[Given exercise]: Copy every line of the data that includes the string "ağlarım".

[Saved entries]
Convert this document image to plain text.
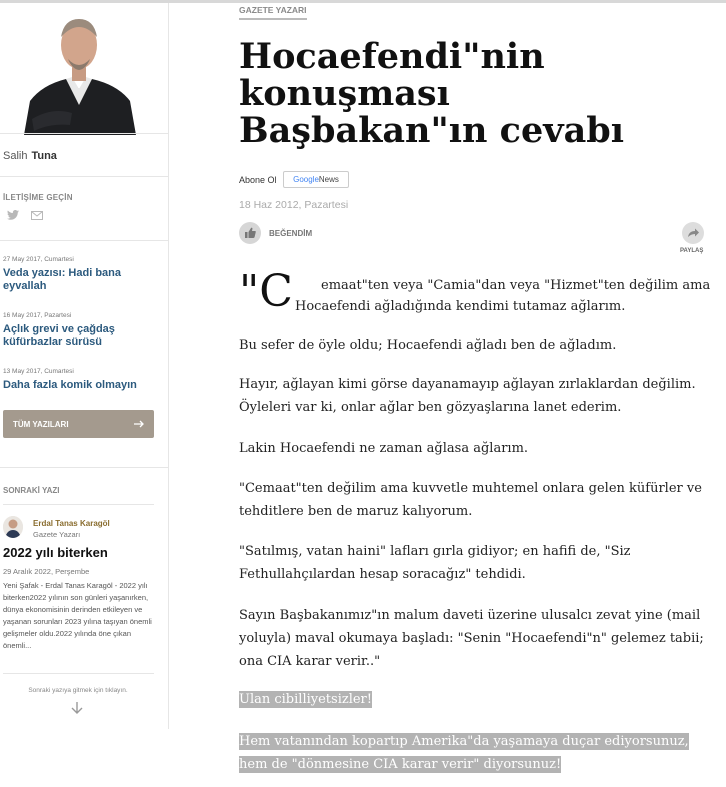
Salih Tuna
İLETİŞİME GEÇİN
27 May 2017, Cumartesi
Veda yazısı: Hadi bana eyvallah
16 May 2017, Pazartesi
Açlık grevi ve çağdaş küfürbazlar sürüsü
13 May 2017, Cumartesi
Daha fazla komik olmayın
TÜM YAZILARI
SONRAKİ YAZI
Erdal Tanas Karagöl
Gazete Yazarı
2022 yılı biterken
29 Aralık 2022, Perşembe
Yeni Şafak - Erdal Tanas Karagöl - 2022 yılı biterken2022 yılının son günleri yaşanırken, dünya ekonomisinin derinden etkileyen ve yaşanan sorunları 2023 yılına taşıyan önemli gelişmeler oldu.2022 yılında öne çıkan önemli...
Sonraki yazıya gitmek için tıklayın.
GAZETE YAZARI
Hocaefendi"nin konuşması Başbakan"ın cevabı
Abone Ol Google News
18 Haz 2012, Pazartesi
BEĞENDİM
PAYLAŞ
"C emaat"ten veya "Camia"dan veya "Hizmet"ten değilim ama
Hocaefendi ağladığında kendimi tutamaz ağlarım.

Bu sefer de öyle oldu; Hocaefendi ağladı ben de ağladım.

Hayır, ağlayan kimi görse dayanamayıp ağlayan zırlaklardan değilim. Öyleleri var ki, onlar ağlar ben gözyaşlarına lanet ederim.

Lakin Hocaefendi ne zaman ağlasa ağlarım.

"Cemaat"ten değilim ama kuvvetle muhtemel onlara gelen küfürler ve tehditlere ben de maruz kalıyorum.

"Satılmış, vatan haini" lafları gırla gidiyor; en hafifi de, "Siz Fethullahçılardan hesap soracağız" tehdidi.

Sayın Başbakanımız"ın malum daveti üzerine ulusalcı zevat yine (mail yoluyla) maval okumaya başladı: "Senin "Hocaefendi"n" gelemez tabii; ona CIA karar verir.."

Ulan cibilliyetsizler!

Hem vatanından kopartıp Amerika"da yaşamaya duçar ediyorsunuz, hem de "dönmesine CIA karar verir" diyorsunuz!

...

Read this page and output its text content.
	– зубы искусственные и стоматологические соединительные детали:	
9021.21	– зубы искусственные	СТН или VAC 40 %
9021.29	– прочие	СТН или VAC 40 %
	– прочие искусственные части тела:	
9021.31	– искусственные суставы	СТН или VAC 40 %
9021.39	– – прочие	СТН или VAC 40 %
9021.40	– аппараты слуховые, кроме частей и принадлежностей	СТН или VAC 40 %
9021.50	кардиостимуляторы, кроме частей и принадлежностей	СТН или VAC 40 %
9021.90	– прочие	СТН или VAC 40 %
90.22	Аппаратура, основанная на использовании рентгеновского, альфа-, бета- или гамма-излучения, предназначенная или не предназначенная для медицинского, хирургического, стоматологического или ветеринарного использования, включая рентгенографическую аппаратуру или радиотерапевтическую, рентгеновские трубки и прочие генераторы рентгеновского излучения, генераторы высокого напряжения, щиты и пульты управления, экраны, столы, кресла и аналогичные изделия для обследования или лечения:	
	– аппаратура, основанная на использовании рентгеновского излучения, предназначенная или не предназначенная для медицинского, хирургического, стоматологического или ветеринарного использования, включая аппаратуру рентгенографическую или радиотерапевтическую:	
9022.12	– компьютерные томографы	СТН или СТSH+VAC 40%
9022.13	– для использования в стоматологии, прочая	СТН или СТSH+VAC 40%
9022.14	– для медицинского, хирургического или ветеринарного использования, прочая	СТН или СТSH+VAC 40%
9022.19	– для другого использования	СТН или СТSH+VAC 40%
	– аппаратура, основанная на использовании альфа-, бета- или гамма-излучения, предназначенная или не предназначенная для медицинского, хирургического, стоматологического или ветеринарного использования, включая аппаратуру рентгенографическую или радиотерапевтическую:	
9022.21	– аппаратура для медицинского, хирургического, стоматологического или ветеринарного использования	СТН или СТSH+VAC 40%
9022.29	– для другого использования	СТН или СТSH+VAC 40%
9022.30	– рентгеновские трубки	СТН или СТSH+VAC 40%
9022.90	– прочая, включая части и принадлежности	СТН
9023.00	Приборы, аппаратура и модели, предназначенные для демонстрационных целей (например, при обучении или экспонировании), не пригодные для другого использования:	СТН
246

[Reply to the task]:
Hocaefendi ağladığında kendimi tutamaz ağlarım.
Lakin Hocaefendi ne zaman ağlasa ağlarım.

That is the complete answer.